▶ **REQUIREMENTS**:
Reproduce the entries from the first line through the line containing "- follow-stats: 21", replacing "bookmark-icon" with "saved-items-icon" and leaving everything else unchanged.

▶ **EXERCISE DATA**:
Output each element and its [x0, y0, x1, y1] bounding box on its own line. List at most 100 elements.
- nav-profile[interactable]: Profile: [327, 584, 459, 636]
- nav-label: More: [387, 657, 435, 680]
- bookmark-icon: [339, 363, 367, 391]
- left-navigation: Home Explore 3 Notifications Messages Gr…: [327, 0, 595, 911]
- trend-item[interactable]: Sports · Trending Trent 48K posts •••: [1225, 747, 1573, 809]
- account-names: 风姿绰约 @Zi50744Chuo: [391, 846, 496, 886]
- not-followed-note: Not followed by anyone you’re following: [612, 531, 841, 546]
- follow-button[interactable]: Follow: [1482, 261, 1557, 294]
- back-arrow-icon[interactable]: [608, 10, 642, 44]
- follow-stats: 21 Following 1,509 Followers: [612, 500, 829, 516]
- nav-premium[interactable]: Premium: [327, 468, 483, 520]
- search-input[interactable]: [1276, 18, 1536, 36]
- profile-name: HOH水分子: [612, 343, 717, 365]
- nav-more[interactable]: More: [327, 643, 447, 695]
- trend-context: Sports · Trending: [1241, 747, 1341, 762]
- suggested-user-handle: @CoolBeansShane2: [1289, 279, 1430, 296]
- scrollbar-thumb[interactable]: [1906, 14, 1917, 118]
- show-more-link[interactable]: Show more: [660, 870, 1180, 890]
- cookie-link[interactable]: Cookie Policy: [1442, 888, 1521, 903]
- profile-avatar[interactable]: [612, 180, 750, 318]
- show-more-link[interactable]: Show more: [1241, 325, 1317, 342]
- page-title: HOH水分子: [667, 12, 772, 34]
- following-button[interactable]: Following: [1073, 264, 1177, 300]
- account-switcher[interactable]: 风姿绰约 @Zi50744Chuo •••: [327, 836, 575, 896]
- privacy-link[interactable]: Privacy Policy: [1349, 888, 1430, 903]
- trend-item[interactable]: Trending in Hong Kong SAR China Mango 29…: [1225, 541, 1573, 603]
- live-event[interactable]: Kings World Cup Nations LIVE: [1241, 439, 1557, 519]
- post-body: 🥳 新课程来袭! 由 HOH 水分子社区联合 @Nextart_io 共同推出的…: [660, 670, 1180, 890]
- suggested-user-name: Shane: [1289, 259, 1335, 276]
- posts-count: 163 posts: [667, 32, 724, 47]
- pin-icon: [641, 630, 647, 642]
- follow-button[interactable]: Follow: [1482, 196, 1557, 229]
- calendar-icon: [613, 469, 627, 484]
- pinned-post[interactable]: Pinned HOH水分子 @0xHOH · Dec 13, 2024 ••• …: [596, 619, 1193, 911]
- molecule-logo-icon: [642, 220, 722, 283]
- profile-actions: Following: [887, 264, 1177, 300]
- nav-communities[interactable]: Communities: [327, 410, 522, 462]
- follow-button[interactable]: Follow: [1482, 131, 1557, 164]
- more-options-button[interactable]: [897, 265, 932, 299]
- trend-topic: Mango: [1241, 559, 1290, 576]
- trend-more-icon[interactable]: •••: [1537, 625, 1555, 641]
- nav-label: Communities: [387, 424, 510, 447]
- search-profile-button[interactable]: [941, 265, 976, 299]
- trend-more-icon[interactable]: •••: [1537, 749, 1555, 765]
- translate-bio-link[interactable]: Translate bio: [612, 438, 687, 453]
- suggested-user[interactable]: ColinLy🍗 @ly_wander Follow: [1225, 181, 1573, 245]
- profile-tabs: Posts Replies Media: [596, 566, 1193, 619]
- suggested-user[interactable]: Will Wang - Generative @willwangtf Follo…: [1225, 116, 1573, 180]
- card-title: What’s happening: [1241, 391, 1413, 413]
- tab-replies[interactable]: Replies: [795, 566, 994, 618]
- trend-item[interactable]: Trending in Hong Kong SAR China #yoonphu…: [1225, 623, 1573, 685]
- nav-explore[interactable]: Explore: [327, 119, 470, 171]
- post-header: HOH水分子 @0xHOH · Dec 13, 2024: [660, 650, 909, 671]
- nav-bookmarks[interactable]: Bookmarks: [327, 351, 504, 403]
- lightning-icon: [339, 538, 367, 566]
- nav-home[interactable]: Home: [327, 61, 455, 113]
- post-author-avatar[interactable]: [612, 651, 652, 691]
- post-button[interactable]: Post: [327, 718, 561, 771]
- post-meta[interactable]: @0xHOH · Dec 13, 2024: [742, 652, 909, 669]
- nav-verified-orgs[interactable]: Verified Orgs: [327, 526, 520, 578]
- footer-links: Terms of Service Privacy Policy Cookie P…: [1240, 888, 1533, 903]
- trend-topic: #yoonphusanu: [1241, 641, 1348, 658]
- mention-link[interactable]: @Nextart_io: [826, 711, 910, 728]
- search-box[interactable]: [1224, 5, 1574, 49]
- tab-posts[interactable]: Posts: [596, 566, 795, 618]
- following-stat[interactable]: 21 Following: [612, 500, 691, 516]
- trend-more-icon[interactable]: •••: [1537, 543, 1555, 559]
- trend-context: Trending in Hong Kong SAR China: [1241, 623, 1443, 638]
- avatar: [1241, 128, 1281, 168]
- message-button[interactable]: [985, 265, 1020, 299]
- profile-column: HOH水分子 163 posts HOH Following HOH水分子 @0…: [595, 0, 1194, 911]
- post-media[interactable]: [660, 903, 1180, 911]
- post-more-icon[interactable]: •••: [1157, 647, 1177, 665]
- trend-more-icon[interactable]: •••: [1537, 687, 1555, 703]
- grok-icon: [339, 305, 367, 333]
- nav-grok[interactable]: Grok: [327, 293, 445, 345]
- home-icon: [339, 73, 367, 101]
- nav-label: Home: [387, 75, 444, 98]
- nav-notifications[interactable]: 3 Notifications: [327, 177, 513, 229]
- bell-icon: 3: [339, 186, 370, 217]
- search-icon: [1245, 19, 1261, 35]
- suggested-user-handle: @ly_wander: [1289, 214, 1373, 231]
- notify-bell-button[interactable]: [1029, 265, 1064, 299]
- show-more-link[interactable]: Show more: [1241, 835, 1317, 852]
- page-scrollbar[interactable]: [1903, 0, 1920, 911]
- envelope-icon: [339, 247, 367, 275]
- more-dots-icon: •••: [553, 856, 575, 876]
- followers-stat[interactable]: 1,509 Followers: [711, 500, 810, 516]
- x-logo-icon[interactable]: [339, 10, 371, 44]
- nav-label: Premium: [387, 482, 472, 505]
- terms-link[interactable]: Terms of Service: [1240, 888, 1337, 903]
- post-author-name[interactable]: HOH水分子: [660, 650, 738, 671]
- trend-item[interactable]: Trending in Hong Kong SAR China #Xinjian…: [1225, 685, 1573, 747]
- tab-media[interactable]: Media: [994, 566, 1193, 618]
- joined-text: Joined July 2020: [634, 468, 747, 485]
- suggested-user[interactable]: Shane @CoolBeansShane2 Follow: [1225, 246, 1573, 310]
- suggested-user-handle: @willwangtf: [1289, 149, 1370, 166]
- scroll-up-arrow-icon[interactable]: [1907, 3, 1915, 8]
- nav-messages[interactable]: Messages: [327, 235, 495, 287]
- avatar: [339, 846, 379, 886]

▶ **FINAL RESULT**:
Output each element and its [x0, y0, x1, y1] bounding box on its own line. List at most 100 elements.
- nav-profile[interactable]: Profile: [327, 584, 459, 636]
- nav-label: More: [387, 657, 435, 680]
- saved-items-icon: [339, 363, 367, 391]
- left-navigation: Home Explore 3 Notifications Messages Gr…: [327, 0, 595, 911]
- trend-item[interactable]: Sports · Trending Trent 48K posts •••: [1225, 747, 1573, 809]
- account-names: 风姿绰约 @Zi50744Chuo: [391, 846, 496, 886]
- not-followed-note: Not followed by anyone you’re following: [612, 531, 841, 546]
- follow-button[interactable]: Follow: [1482, 261, 1557, 294]
- back-arrow-icon[interactable]: [608, 10, 642, 44]
- follow-stats: 21 Following 1,509 Followers: [612, 500, 829, 516]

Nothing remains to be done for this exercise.